>> Begin Document excerpt
Horlick told the prognosticator that he was sending her a cassette of Thursday's "Inside Edition" with the Brenner-Sister Marie Louise segment intact. Sister Marie Louise ended the regular season tied for first place with "Santa Claus," whose record fell to 11-3 after Minnesota beat Cincinnati 29-21 last night... .
As the spirit of the holidays finally settled over WRC Friday, Horlick, who had been clearly eligible for a lump of coal in his Christmas stocking, instead was presented by his sales staff with a No. 1 made from Baccarat crystal to mark the strong showing of Channel 4 news shows in the November ratings sweeps ...
In case you missed it, James T. Lynagh, who once ran Channel 9 here for Post-Newsweek, has been named president and chief operating officer of Multimedia Inc. He succeeds Walter E. Bartlett, who was recently named chairman and chief executive ...
He had been with Post-Newsweek for 13 years when in 1981 he became president of the Multimedia Broadcasting division, which produces and syndicates TV programming, including the Phil Donahue and Sally Jessy Raphael shows; he owns four TV stations and seven radio stations, and operates cable franchises in four states. William L. Bolster will succeed Lynagh in the broadcasting unit ...
The parent company that Lynagh takes over also owns some 14 daily newspapers and 43 non-daily newspapers ...
>> End Document excerpt
• **Your objective**
Answer these questions about the excerpt on television station news:
1. What did Horlick's sales staff present to him, and what did it mark?
2. Whom does James T. Lynagh succeed as president and chief operating officer of Multimedia Inc.?
3. Who will succeed Lynagh in the broadcasting unit?
>> Begin Data lines
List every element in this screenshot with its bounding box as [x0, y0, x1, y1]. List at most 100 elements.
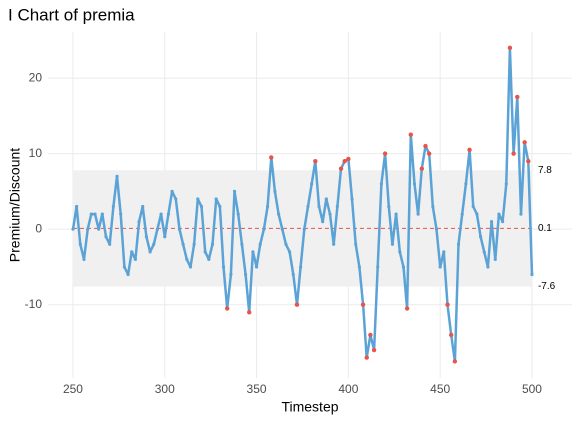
>> End Data lines
• **Output for this task**
1. A No. 1 made from Baccarat crystal, marking the strong showing of Channel 4 news shows in the November ratings sweeps.
2. Walter E. Bartlett.
3. William L. Bolster.